__TASK STATEMENT__
Skip the images and copy each record exactly as written.

__Recorded data__
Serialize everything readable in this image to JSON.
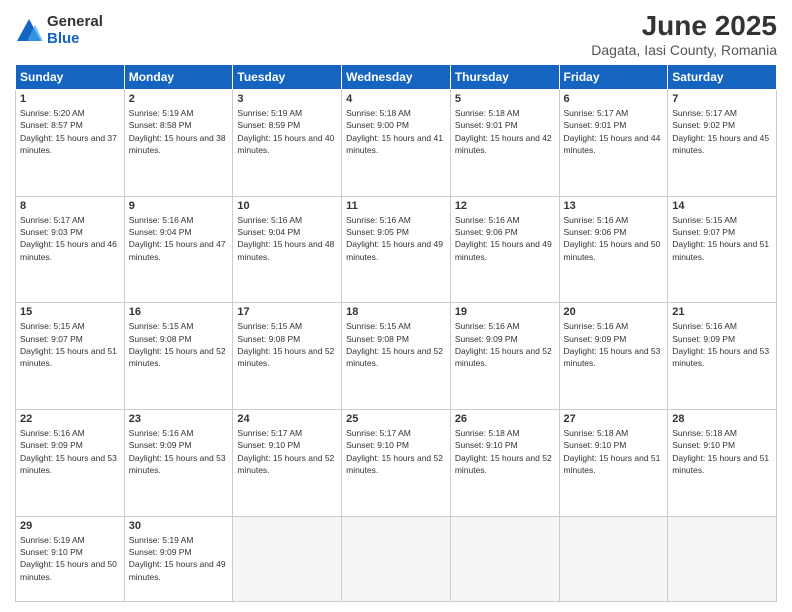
{
  "header": {
    "logo_general": "General",
    "logo_blue": "Blue",
    "title": "June 2025",
    "subtitle": "Dagata, Iasi County, Romania"
  },
  "weekdays": [
    "Sunday",
    "Monday",
    "Tuesday",
    "Wednesday",
    "Thursday",
    "Friday",
    "Saturday"
  ],
  "weeks": [
    [
      {
        "day": "1",
        "sunrise": "Sunrise: 5:20 AM",
        "sunset": "Sunset: 8:57 PM",
        "daylight": "Daylight: 15 hours and 37 minutes."
      },
      {
        "day": "2",
        "sunrise": "Sunrise: 5:19 AM",
        "sunset": "Sunset: 8:58 PM",
        "daylight": "Daylight: 15 hours and 38 minutes."
      },
      {
        "day": "3",
        "sunrise": "Sunrise: 5:19 AM",
        "sunset": "Sunset: 8:59 PM",
        "daylight": "Daylight: 15 hours and 40 minutes."
      },
      {
        "day": "4",
        "sunrise": "Sunrise: 5:18 AM",
        "sunset": "Sunset: 9:00 PM",
        "daylight": "Daylight: 15 hours and 41 minutes."
      },
      {
        "day": "5",
        "sunrise": "Sunrise: 5:18 AM",
        "sunset": "Sunset: 9:01 PM",
        "daylight": "Daylight: 15 hours and 42 minutes."
      },
      {
        "day": "6",
        "sunrise": "Sunrise: 5:17 AM",
        "sunset": "Sunset: 9:01 PM",
        "daylight": "Daylight: 15 hours and 44 minutes."
      },
      {
        "day": "7",
        "sunrise": "Sunrise: 5:17 AM",
        "sunset": "Sunset: 9:02 PM",
        "daylight": "Daylight: 15 hours and 45 minutes."
      }
    ],
    [
      {
        "day": "8",
        "sunrise": "Sunrise: 5:17 AM",
        "sunset": "Sunset: 9:03 PM",
        "daylight": "Daylight: 15 hours and 46 minutes."
      },
      {
        "day": "9",
        "sunrise": "Sunrise: 5:16 AM",
        "sunset": "Sunset: 9:04 PM",
        "daylight": "Daylight: 15 hours and 47 minutes."
      },
      {
        "day": "10",
        "sunrise": "Sunrise: 5:16 AM",
        "sunset": "Sunset: 9:04 PM",
        "daylight": "Daylight: 15 hours and 48 minutes."
      },
      {
        "day": "11",
        "sunrise": "Sunrise: 5:16 AM",
        "sunset": "Sunset: 9:05 PM",
        "daylight": "Daylight: 15 hours and 49 minutes."
      },
      {
        "day": "12",
        "sunrise": "Sunrise: 5:16 AM",
        "sunset": "Sunset: 9:06 PM",
        "daylight": "Daylight: 15 hours and 49 minutes."
      },
      {
        "day": "13",
        "sunrise": "Sunrise: 5:16 AM",
        "sunset": "Sunset: 9:06 PM",
        "daylight": "Daylight: 15 hours and 50 minutes."
      },
      {
        "day": "14",
        "sunrise": "Sunrise: 5:15 AM",
        "sunset": "Sunset: 9:07 PM",
        "daylight": "Daylight: 15 hours and 51 minutes."
      }
    ],
    [
      {
        "day": "15",
        "sunrise": "Sunrise: 5:15 AM",
        "sunset": "Sunset: 9:07 PM",
        "daylight": "Daylight: 15 hours and 51 minutes."
      },
      {
        "day": "16",
        "sunrise": "Sunrise: 5:15 AM",
        "sunset": "Sunset: 9:08 PM",
        "daylight": "Daylight: 15 hours and 52 minutes."
      },
      {
        "day": "17",
        "sunrise": "Sunrise: 5:15 AM",
        "sunset": "Sunset: 9:08 PM",
        "daylight": "Daylight: 15 hours and 52 minutes."
      },
      {
        "day": "18",
        "sunrise": "Sunrise: 5:15 AM",
        "sunset": "Sunset: 9:08 PM",
        "daylight": "Daylight: 15 hours and 52 minutes."
      },
      {
        "day": "19",
        "sunrise": "Sunrise: 5:16 AM",
        "sunset": "Sunset: 9:09 PM",
        "daylight": "Daylight: 15 hours and 52 minutes."
      },
      {
        "day": "20",
        "sunrise": "Sunrise: 5:16 AM",
        "sunset": "Sunset: 9:09 PM",
        "daylight": "Daylight: 15 hours and 53 minutes."
      },
      {
        "day": "21",
        "sunrise": "Sunrise: 5:16 AM",
        "sunset": "Sunset: 9:09 PM",
        "daylight": "Daylight: 15 hours and 53 minutes."
      }
    ],
    [
      {
        "day": "22",
        "sunrise": "Sunrise: 5:16 AM",
        "sunset": "Sunset: 9:09 PM",
        "daylight": "Daylight: 15 hours and 53 minutes."
      },
      {
        "day": "23",
        "sunrise": "Sunrise: 5:16 AM",
        "sunset": "Sunset: 9:09 PM",
        "daylight": "Daylight: 15 hours and 53 minutes."
      },
      {
        "day": "24",
        "sunrise": "Sunrise: 5:17 AM",
        "sunset": "Sunset: 9:10 PM",
        "daylight": "Daylight: 15 hours and 52 minutes."
      },
      {
        "day": "25",
        "sunrise": "Sunrise: 5:17 AM",
        "sunset": "Sunset: 9:10 PM",
        "daylight": "Daylight: 15 hours and 52 minutes."
      },
      {
        "day": "26",
        "sunrise": "Sunrise: 5:18 AM",
        "sunset": "Sunset: 9:10 PM",
        "daylight": "Daylight: 15 hours and 52 minutes."
      },
      {
        "day": "27",
        "sunrise": "Sunrise: 5:18 AM",
        "sunset": "Sunset: 9:10 PM",
        "daylight": "Daylight: 15 hours and 51 minutes."
      },
      {
        "day": "28",
        "sunrise": "Sunrise: 5:18 AM",
        "sunset": "Sunset: 9:10 PM",
        "daylight": "Daylight: 15 hours and 51 minutes."
      }
    ],
    [
      {
        "day": "29",
        "sunrise": "Sunrise: 5:19 AM",
        "sunset": "Sunset: 9:10 PM",
        "daylight": "Daylight: 15 hours and 50 minutes."
      },
      {
        "day": "30",
        "sunrise": "Sunrise: 5:19 AM",
        "sunset": "Sunset: 9:09 PM",
        "daylight": "Daylight: 15 hours and 49 minutes."
      },
      null,
      null,
      null,
      null,
      null
    ]
  ]
}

__ANSWER TO THE EXERCISE__
Serialize everything readable in this image to JSON.
{
  "header": {
    "logo_general": "General",
    "logo_blue": "Blue",
    "title": "June 2025",
    "subtitle": "Dagata, Iasi County, Romania"
  },
  "weekdays": [
    "Sunday",
    "Monday",
    "Tuesday",
    "Wednesday",
    "Thursday",
    "Friday",
    "Saturday"
  ],
  "weeks": [
    [
      {
        "day": "1",
        "sunrise": "Sunrise: 5:20 AM",
        "sunset": "Sunset: 8:57 PM",
        "daylight": "Daylight: 15 hours and 37 minutes."
      },
      {
        "day": "2",
        "sunrise": "Sunrise: 5:19 AM",
        "sunset": "Sunset: 8:58 PM",
        "daylight": "Daylight: 15 hours and 38 minutes."
      },
      {
        "day": "3",
        "sunrise": "Sunrise: 5:19 AM",
        "sunset": "Sunset: 8:59 PM",
        "daylight": "Daylight: 15 hours and 40 minutes."
      },
      {
        "day": "4",
        "sunrise": "Sunrise: 5:18 AM",
        "sunset": "Sunset: 9:00 PM",
        "daylight": "Daylight: 15 hours and 41 minutes."
      },
      {
        "day": "5",
        "sunrise": "Sunrise: 5:18 AM",
        "sunset": "Sunset: 9:01 PM",
        "daylight": "Daylight: 15 hours and 42 minutes."
      },
      {
        "day": "6",
        "sunrise": "Sunrise: 5:17 AM",
        "sunset": "Sunset: 9:01 PM",
        "daylight": "Daylight: 15 hours and 44 minutes."
      },
      {
        "day": "7",
        "sunrise": "Sunrise: 5:17 AM",
        "sunset": "Sunset: 9:02 PM",
        "daylight": "Daylight: 15 hours and 45 minutes."
      }
    ],
    [
      {
        "day": "8",
        "sunrise": "Sunrise: 5:17 AM",
        "sunset": "Sunset: 9:03 PM",
        "daylight": "Daylight: 15 hours and 46 minutes."
      },
      {
        "day": "9",
        "sunrise": "Sunrise: 5:16 AM",
        "sunset": "Sunset: 9:04 PM",
        "daylight": "Daylight: 15 hours and 47 minutes."
      },
      {
        "day": "10",
        "sunrise": "Sunrise: 5:16 AM",
        "sunset": "Sunset: 9:04 PM",
        "daylight": "Daylight: 15 hours and 48 minutes."
      },
      {
        "day": "11",
        "sunrise": "Sunrise: 5:16 AM",
        "sunset": "Sunset: 9:05 PM",
        "daylight": "Daylight: 15 hours and 49 minutes."
      },
      {
        "day": "12",
        "sunrise": "Sunrise: 5:16 AM",
        "sunset": "Sunset: 9:06 PM",
        "daylight": "Daylight: 15 hours and 49 minutes."
      },
      {
        "day": "13",
        "sunrise": "Sunrise: 5:16 AM",
        "sunset": "Sunset: 9:06 PM",
        "daylight": "Daylight: 15 hours and 50 minutes."
      },
      {
        "day": "14",
        "sunrise": "Sunrise: 5:15 AM",
        "sunset": "Sunset: 9:07 PM",
        "daylight": "Daylight: 15 hours and 51 minutes."
      }
    ],
    [
      {
        "day": "15",
        "sunrise": "Sunrise: 5:15 AM",
        "sunset": "Sunset: 9:07 PM",
        "daylight": "Daylight: 15 hours and 51 minutes."
      },
      {
        "day": "16",
        "sunrise": "Sunrise: 5:15 AM",
        "sunset": "Sunset: 9:08 PM",
        "daylight": "Daylight: 15 hours and 52 minutes."
      },
      {
        "day": "17",
        "sunrise": "Sunrise: 5:15 AM",
        "sunset": "Sunset: 9:08 PM",
        "daylight": "Daylight: 15 hours and 52 minutes."
      },
      {
        "day": "18",
        "sunrise": "Sunrise: 5:15 AM",
        "sunset": "Sunset: 9:08 PM",
        "daylight": "Daylight: 15 hours and 52 minutes."
      },
      {
        "day": "19",
        "sunrise": "Sunrise: 5:16 AM",
        "sunset": "Sunset: 9:09 PM",
        "daylight": "Daylight: 15 hours and 52 minutes."
      },
      {
        "day": "20",
        "sunrise": "Sunrise: 5:16 AM",
        "sunset": "Sunset: 9:09 PM",
        "daylight": "Daylight: 15 hours and 53 minutes."
      },
      {
        "day": "21",
        "sunrise": "Sunrise: 5:16 AM",
        "sunset": "Sunset: 9:09 PM",
        "daylight": "Daylight: 15 hours and 53 minutes."
      }
    ],
    [
      {
        "day": "22",
        "sunrise": "Sunrise: 5:16 AM",
        "sunset": "Sunset: 9:09 PM",
        "daylight": "Daylight: 15 hours and 53 minutes."
      },
      {
        "day": "23",
        "sunrise": "Sunrise: 5:16 AM",
        "sunset": "Sunset: 9:09 PM",
        "daylight": "Daylight: 15 hours and 53 minutes."
      },
      {
        "day": "24",
        "sunrise": "Sunrise: 5:17 AM",
        "sunset": "Sunset: 9:10 PM",
        "daylight": "Daylight: 15 hours and 52 minutes."
      },
      {
        "day": "25",
        "sunrise": "Sunrise: 5:17 AM",
        "sunset": "Sunset: 9:10 PM",
        "daylight": "Daylight: 15 hours and 52 minutes."
      },
      {
        "day": "26",
        "sunrise": "Sunrise: 5:18 AM",
        "sunset": "Sunset: 9:10 PM",
        "daylight": "Daylight: 15 hours and 52 minutes."
      },
      {
        "day": "27",
        "sunrise": "Sunrise: 5:18 AM",
        "sunset": "Sunset: 9:10 PM",
        "daylight": "Daylight: 15 hours and 51 minutes."
      },
      {
        "day": "28",
        "sunrise": "Sunrise: 5:18 AM",
        "sunset": "Sunset: 9:10 PM",
        "daylight": "Daylight: 15 hours and 51 minutes."
      }
    ],
    [
      {
        "day": "29",
        "sunrise": "Sunrise: 5:19 AM",
        "sunset": "Sunset: 9:10 PM",
        "daylight": "Daylight: 15 hours and 50 minutes."
      },
      {
        "day": "30",
        "sunrise": "Sunrise: 5:19 AM",
        "sunset": "Sunset: 9:09 PM",
        "daylight": "Daylight: 15 hours and 49 minutes."
      },
      null,
      null,
      null,
      null,
      null
    ]
  ]
}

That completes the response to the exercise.